Your goal> Note each line where "kicker" appears, and copy it.

Material supplied>
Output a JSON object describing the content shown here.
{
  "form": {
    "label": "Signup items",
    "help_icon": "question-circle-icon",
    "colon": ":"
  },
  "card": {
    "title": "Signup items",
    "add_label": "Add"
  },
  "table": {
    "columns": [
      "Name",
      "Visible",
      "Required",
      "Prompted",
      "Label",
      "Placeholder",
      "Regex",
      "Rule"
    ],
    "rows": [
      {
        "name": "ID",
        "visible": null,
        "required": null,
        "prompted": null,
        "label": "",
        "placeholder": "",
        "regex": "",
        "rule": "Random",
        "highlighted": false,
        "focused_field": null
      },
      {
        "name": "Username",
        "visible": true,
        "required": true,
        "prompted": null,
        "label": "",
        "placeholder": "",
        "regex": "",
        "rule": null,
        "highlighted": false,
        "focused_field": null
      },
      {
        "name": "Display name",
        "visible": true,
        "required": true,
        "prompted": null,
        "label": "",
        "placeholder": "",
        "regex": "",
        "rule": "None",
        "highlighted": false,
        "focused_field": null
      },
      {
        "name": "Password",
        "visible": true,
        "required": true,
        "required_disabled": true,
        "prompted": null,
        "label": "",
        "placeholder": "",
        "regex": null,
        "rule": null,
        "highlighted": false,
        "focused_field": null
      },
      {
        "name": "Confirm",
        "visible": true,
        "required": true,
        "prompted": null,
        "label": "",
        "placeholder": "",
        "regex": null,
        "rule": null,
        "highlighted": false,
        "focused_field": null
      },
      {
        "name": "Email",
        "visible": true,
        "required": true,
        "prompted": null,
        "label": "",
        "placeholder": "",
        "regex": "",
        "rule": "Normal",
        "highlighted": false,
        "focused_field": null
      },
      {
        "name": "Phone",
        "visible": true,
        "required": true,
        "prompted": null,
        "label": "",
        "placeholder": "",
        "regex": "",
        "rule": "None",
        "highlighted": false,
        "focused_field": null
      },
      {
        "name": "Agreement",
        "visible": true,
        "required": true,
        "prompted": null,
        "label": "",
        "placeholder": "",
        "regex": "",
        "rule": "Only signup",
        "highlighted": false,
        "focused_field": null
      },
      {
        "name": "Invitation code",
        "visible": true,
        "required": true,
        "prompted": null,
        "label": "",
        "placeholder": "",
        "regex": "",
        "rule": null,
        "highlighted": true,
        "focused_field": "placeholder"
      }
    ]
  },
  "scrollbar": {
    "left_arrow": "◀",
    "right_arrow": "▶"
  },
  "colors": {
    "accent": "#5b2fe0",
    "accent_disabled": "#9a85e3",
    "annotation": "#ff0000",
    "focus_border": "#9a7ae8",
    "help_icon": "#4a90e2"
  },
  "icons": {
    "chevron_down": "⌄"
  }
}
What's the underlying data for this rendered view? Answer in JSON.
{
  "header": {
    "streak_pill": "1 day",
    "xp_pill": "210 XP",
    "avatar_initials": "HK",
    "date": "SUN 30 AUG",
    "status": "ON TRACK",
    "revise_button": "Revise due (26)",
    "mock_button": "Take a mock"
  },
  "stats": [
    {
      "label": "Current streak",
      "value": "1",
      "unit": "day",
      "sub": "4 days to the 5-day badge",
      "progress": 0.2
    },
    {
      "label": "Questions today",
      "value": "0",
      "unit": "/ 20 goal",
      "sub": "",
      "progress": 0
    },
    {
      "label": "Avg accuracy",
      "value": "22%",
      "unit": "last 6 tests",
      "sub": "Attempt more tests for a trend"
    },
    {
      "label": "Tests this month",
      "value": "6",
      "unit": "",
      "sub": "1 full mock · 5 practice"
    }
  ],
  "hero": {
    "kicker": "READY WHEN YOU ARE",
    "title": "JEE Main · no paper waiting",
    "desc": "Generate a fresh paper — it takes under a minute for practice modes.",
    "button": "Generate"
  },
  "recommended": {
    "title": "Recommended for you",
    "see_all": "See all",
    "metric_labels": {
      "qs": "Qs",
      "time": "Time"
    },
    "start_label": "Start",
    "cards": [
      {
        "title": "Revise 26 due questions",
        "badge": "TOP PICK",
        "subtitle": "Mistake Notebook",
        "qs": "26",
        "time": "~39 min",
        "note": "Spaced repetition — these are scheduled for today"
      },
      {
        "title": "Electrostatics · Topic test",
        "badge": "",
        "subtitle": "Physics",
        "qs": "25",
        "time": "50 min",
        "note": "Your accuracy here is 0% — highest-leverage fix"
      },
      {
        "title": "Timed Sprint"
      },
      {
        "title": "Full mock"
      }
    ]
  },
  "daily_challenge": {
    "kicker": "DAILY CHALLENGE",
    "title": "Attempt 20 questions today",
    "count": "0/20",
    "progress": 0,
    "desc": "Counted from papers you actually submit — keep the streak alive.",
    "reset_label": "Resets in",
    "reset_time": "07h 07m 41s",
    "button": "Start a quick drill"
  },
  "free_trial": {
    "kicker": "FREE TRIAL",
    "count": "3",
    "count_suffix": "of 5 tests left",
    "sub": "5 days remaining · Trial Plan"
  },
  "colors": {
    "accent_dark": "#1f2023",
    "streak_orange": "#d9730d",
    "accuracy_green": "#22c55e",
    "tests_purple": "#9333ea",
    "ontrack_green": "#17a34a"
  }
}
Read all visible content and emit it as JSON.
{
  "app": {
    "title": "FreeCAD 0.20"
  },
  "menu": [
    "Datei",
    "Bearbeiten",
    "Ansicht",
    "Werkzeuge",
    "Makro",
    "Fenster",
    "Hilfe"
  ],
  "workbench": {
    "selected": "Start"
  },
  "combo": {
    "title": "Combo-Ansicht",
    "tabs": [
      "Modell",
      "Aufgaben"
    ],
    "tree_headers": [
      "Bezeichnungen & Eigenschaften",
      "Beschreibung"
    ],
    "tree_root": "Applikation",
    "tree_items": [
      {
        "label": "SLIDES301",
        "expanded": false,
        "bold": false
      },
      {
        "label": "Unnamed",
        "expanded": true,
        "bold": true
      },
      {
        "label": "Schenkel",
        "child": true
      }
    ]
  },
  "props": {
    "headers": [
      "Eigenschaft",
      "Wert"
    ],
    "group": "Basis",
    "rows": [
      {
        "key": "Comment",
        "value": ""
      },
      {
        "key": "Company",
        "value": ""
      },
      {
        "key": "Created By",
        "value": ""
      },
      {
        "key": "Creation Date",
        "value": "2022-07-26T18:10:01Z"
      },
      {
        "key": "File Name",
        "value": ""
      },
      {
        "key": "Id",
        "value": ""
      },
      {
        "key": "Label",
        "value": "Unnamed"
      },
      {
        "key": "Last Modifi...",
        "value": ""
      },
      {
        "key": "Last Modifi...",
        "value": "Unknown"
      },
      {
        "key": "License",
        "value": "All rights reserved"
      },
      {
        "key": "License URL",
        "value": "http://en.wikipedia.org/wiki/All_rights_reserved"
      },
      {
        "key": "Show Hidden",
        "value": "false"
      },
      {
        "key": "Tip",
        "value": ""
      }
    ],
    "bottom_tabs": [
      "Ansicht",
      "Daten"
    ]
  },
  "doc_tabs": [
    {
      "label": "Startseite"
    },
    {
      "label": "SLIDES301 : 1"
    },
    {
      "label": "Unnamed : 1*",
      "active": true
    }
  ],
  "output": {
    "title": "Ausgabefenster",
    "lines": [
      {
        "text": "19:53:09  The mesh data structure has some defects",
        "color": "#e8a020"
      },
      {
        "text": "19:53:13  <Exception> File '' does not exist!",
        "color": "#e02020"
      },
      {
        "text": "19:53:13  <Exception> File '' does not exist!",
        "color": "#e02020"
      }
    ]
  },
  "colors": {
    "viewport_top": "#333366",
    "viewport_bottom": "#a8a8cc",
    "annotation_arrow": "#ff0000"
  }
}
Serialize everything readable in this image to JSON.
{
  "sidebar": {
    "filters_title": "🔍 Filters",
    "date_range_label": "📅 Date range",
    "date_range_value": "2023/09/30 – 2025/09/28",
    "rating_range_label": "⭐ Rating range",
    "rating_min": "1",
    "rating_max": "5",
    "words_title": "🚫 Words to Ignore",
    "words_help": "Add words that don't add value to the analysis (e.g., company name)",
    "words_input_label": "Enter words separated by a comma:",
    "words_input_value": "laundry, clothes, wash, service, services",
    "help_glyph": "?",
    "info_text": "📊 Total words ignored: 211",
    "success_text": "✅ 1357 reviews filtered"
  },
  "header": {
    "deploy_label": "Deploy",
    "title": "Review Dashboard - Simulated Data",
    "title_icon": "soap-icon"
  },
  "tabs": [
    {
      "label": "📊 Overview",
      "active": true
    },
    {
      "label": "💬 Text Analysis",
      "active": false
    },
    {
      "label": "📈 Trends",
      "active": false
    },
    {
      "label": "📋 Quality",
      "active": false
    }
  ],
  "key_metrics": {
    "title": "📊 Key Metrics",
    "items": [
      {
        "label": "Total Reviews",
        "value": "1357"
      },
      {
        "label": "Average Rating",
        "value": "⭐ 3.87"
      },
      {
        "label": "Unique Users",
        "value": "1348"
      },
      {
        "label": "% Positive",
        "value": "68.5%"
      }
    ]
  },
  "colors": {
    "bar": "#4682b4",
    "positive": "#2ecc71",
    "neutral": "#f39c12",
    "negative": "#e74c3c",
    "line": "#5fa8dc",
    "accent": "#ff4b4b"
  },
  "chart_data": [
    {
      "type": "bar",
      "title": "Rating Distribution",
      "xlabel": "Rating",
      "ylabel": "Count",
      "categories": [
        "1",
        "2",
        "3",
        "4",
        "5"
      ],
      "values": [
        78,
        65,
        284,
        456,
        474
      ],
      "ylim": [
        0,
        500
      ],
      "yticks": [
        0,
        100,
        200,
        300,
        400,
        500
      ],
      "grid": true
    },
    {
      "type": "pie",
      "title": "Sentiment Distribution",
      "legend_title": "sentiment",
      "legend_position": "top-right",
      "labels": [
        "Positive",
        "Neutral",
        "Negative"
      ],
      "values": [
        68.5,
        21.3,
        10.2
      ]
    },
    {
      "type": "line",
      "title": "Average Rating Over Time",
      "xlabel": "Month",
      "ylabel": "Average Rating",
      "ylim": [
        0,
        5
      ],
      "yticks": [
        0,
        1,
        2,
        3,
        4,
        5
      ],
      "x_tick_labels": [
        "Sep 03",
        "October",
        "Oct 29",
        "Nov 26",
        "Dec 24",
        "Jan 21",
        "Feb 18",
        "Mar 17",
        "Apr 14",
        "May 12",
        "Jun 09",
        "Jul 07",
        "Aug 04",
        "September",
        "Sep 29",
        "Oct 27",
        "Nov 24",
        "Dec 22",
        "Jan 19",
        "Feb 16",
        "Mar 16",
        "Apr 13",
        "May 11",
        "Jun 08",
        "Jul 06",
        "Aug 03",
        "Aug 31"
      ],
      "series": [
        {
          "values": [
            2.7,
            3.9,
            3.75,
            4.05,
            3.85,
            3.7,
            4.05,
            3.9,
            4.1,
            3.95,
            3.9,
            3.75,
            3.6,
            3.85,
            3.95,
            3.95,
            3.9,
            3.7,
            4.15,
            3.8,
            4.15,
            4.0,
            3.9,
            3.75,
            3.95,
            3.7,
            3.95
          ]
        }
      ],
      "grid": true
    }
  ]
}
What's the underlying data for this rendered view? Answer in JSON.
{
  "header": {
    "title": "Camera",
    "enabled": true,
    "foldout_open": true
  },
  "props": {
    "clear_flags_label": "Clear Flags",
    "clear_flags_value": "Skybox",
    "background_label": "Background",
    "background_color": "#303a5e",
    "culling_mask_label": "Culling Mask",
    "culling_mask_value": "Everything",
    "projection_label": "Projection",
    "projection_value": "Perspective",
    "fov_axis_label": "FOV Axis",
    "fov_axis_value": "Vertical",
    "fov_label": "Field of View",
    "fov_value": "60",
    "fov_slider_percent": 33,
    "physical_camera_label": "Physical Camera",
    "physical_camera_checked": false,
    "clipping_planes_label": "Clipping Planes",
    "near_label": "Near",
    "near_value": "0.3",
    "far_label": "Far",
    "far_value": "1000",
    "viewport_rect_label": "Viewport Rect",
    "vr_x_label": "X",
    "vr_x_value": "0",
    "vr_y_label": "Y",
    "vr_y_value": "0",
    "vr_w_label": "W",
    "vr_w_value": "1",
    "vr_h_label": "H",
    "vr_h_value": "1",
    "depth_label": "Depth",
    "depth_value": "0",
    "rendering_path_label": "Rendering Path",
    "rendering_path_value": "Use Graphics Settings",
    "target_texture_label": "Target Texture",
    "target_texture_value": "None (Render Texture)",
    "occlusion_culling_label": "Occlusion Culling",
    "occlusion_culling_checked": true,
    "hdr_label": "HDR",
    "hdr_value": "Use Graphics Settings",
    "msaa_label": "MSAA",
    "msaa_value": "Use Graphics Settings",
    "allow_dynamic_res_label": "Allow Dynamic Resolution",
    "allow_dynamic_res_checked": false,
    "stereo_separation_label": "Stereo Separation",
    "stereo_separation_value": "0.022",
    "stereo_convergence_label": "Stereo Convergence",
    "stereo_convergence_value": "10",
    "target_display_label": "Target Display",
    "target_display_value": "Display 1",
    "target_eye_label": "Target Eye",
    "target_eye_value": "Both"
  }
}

Output below>
    "kicker": "READY WHEN YOU ARE",
    "kicker": "DAILY CHALLENGE",
    "kicker": "FREE TRIAL",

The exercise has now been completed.